[What is being asked]:
Locate all lines in the data below that hold "title" and show them.

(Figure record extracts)
>>>
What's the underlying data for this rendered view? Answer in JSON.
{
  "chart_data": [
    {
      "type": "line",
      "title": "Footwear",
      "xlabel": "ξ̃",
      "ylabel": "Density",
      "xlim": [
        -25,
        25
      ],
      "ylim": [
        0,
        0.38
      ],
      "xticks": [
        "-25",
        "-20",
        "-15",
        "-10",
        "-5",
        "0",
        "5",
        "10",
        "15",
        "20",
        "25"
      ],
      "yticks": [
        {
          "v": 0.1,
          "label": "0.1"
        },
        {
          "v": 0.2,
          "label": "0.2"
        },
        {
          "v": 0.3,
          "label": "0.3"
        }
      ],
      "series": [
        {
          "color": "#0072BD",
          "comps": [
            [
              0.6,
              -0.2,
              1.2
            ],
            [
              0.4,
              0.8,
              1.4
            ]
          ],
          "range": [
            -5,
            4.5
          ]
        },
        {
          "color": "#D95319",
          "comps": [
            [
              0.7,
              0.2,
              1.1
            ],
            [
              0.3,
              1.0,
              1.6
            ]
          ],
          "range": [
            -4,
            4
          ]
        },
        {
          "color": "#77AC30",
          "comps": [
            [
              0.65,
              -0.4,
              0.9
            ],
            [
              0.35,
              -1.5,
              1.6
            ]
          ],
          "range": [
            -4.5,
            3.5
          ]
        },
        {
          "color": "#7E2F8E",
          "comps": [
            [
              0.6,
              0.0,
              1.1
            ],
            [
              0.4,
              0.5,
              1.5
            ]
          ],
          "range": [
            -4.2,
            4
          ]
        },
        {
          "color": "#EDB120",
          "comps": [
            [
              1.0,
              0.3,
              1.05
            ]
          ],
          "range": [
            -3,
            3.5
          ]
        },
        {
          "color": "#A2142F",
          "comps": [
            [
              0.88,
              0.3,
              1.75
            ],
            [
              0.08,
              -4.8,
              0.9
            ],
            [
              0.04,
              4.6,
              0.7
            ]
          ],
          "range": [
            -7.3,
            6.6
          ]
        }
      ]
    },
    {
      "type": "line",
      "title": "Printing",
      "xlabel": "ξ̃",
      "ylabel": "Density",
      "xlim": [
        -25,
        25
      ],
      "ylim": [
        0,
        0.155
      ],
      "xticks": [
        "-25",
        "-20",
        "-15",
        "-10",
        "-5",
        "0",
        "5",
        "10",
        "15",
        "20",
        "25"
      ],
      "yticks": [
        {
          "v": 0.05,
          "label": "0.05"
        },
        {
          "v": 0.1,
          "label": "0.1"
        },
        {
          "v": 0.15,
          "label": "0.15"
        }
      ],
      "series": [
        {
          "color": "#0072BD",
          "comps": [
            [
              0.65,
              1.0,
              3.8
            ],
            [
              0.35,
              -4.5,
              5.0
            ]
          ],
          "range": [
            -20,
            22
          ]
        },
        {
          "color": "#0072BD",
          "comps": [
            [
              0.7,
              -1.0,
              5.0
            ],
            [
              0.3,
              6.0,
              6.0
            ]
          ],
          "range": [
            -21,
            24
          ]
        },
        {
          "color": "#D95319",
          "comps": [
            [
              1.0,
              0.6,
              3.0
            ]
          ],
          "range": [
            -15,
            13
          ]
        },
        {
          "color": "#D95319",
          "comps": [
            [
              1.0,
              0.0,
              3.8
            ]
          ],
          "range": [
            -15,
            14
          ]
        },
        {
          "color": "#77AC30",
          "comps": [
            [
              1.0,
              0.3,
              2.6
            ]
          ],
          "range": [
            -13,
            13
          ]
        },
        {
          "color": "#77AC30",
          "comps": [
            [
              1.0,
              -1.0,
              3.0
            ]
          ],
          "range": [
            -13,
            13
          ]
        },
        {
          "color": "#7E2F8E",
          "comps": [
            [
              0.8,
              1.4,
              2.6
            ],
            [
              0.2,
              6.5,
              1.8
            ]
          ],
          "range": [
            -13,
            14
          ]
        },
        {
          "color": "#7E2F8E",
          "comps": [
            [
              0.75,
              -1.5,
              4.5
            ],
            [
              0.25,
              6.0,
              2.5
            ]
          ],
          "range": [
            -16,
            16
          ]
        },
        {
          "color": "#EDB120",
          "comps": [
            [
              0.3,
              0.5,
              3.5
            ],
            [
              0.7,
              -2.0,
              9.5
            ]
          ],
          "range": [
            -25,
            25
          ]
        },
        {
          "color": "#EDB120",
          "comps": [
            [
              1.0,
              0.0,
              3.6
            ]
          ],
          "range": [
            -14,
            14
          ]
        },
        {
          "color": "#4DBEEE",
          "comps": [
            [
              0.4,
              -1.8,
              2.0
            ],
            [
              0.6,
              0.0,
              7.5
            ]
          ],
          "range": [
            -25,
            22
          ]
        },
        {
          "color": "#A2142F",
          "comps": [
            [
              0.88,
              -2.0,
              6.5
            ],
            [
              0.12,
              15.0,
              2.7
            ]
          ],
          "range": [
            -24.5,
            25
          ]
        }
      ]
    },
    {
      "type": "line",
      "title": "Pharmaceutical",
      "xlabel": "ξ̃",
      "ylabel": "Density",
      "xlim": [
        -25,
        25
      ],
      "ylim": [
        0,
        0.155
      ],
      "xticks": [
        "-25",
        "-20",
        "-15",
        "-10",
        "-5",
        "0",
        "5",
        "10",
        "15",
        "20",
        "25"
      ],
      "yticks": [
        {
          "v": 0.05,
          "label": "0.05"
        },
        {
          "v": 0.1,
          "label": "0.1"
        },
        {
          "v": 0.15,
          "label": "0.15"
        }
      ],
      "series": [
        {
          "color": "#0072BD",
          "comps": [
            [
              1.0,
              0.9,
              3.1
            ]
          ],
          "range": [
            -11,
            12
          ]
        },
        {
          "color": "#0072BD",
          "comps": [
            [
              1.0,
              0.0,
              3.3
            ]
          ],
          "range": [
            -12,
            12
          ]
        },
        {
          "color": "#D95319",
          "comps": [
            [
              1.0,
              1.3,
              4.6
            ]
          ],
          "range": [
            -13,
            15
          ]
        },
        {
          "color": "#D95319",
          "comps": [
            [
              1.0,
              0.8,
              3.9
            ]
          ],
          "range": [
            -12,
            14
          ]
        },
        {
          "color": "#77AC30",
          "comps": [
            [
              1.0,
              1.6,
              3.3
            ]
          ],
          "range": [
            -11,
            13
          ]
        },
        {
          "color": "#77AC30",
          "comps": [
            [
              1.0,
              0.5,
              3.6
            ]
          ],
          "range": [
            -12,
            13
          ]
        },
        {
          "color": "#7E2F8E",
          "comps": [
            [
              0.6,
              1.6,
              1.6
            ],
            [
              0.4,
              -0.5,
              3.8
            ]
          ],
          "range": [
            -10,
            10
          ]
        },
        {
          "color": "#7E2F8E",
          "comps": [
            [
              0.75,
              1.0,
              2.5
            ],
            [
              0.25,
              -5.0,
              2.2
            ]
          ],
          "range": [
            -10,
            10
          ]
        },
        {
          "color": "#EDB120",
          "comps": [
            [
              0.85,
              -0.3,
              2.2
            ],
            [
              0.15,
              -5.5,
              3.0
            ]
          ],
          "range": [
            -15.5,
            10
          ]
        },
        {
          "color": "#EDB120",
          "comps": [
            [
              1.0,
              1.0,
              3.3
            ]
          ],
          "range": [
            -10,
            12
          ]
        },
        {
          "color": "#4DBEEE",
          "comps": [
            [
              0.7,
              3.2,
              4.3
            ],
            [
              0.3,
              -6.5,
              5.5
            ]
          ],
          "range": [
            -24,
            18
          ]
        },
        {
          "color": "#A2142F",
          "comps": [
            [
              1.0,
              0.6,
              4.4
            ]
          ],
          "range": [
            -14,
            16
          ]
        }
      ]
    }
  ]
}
<<<
[Answer to this task]:
      "title": "Footwear",
      "title": "Printing",
      "title": "Pharmaceutical",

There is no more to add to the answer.